● **WHAT IS ASKED**
Copy each line of the data below with the word "TradingView".

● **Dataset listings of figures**
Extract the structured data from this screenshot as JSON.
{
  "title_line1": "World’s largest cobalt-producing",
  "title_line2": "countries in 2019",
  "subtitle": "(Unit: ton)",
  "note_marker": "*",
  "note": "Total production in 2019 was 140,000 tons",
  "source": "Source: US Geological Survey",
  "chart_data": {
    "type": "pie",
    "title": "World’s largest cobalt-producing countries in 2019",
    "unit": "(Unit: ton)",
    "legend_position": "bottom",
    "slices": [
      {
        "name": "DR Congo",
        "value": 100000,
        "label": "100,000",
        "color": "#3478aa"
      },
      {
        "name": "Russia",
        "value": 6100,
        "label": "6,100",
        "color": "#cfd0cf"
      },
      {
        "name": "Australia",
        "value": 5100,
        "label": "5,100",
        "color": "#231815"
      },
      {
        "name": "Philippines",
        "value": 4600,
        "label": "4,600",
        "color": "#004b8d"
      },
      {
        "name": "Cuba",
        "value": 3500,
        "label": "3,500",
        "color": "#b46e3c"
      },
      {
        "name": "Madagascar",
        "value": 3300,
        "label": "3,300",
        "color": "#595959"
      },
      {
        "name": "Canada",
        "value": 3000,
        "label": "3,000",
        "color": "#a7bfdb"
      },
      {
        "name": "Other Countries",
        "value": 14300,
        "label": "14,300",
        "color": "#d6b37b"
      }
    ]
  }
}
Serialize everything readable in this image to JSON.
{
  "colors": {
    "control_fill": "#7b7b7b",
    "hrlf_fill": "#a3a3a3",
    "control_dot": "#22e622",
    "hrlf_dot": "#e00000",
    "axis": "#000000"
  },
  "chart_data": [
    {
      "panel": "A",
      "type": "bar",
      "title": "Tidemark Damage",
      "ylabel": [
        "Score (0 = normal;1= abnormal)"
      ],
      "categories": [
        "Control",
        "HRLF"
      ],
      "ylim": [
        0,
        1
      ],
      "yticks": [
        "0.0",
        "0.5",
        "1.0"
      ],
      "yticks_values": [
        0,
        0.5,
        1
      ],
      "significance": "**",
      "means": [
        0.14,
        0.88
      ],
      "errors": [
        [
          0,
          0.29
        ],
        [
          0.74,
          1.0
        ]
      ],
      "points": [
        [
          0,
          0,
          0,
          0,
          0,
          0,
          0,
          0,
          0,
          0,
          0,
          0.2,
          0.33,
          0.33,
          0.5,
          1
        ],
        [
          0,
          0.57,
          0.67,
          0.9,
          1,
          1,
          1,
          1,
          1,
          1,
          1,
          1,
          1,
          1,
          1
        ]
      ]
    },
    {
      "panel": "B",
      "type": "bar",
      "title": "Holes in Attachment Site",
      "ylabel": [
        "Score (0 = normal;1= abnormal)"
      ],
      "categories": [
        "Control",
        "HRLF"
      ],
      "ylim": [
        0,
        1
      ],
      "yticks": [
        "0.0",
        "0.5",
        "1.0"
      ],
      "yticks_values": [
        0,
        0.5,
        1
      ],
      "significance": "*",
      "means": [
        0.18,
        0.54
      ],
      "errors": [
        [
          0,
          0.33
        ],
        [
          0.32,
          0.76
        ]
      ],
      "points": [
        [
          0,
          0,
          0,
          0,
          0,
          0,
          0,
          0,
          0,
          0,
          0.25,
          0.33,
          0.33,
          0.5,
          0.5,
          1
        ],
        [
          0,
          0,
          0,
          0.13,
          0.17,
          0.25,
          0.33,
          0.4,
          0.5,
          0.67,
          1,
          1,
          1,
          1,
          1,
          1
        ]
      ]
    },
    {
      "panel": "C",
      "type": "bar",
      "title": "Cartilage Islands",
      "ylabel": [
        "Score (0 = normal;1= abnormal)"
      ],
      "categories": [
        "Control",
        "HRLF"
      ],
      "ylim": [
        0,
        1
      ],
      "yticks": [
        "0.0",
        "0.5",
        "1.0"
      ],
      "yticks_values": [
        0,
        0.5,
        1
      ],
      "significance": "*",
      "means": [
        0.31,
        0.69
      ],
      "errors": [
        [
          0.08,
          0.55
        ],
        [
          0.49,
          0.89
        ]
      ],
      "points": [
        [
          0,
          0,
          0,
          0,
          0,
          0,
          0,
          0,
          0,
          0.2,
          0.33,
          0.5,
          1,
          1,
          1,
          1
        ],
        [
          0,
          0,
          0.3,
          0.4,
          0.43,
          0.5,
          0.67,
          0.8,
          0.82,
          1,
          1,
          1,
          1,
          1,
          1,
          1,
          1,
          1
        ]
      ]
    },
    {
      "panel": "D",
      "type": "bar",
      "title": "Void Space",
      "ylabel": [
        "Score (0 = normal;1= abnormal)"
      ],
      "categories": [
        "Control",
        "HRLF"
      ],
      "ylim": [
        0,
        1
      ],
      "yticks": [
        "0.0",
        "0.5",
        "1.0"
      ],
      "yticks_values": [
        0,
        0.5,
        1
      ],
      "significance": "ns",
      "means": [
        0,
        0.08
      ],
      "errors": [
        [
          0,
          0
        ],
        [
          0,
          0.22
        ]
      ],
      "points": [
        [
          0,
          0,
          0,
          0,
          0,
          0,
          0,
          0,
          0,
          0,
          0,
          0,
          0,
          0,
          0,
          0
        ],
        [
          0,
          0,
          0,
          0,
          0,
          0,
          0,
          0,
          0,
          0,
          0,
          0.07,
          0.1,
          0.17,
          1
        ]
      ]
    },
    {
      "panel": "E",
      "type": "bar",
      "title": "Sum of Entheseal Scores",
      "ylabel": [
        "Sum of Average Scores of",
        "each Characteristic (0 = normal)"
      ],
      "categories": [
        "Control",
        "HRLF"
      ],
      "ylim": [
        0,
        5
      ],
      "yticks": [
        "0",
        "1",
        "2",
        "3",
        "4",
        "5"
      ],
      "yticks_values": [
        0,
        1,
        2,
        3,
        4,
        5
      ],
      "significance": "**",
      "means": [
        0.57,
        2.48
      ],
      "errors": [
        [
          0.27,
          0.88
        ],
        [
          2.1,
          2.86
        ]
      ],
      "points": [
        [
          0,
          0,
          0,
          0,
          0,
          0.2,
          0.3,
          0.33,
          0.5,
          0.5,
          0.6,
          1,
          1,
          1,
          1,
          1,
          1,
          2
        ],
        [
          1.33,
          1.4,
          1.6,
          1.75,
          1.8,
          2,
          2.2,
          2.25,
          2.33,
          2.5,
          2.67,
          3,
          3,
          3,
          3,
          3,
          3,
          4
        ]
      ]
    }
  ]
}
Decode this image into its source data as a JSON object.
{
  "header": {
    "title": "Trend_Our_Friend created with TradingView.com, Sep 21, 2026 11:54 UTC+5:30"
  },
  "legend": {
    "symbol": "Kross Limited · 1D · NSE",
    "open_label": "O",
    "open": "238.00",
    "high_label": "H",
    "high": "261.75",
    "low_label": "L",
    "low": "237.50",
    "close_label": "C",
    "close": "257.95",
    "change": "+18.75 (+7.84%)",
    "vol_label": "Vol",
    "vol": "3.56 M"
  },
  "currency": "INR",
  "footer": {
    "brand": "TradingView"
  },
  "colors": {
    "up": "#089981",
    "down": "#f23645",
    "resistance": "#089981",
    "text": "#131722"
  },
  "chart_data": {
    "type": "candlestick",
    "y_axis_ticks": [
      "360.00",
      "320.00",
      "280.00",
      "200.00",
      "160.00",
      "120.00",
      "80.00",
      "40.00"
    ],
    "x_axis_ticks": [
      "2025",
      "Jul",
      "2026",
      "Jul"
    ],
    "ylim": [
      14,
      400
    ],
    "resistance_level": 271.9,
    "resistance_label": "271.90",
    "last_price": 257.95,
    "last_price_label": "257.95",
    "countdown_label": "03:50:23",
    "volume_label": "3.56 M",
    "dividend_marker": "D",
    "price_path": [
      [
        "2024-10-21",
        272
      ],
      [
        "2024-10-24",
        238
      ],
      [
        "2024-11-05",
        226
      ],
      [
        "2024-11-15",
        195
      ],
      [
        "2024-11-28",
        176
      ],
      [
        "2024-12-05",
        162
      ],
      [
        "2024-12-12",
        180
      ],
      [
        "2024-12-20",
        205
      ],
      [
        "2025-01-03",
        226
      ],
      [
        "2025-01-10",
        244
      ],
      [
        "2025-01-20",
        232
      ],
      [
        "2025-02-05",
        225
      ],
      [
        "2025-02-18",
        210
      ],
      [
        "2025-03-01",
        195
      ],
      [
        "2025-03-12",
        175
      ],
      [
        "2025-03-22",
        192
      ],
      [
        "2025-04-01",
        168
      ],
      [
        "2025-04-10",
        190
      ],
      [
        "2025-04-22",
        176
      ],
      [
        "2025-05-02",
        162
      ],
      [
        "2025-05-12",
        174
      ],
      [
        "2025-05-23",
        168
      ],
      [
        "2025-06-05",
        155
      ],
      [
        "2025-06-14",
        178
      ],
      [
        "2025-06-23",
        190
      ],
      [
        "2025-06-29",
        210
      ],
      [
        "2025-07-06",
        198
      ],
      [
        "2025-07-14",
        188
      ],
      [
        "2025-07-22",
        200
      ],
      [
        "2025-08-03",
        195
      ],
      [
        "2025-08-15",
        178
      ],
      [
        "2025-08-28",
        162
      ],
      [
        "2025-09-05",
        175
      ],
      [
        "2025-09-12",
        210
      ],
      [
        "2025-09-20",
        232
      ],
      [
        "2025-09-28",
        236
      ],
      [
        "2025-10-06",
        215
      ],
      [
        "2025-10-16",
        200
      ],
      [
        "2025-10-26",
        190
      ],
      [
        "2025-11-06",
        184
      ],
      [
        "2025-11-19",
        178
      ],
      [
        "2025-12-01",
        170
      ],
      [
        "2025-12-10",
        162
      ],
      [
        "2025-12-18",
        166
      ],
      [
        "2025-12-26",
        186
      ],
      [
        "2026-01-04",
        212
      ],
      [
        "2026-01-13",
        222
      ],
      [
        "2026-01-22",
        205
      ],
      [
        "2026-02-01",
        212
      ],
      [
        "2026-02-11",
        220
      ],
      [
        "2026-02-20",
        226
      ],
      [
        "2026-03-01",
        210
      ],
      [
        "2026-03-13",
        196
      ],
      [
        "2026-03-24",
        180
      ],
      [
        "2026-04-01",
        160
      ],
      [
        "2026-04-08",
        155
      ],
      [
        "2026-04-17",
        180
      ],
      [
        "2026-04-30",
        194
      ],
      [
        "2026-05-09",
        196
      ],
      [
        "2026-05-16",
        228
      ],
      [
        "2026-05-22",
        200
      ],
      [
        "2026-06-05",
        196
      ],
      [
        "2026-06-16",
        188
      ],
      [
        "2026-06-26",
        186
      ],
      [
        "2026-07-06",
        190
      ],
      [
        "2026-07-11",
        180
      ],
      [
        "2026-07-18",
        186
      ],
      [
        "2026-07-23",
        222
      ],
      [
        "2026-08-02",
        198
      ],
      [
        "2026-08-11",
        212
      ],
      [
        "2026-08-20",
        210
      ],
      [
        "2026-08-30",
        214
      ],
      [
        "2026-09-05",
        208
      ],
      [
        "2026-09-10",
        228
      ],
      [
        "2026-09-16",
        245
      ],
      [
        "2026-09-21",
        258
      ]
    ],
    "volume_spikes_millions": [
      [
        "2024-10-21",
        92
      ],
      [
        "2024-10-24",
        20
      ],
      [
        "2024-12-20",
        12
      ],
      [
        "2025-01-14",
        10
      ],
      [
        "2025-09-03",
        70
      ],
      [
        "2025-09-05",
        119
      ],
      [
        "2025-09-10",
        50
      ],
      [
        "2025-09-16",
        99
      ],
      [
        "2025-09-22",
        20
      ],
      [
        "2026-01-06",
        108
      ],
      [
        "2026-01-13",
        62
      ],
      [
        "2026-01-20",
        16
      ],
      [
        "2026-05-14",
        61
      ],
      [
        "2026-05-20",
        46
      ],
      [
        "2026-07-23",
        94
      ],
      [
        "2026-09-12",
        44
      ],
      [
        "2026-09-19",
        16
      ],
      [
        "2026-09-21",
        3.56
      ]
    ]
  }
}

● **WRITTEN RESPONSE**
    "title": "Trend_Our_Friend created with TradingView.com, Sep 21, 2026 11:54 UTC+5:30"
    "brand": "TradingView"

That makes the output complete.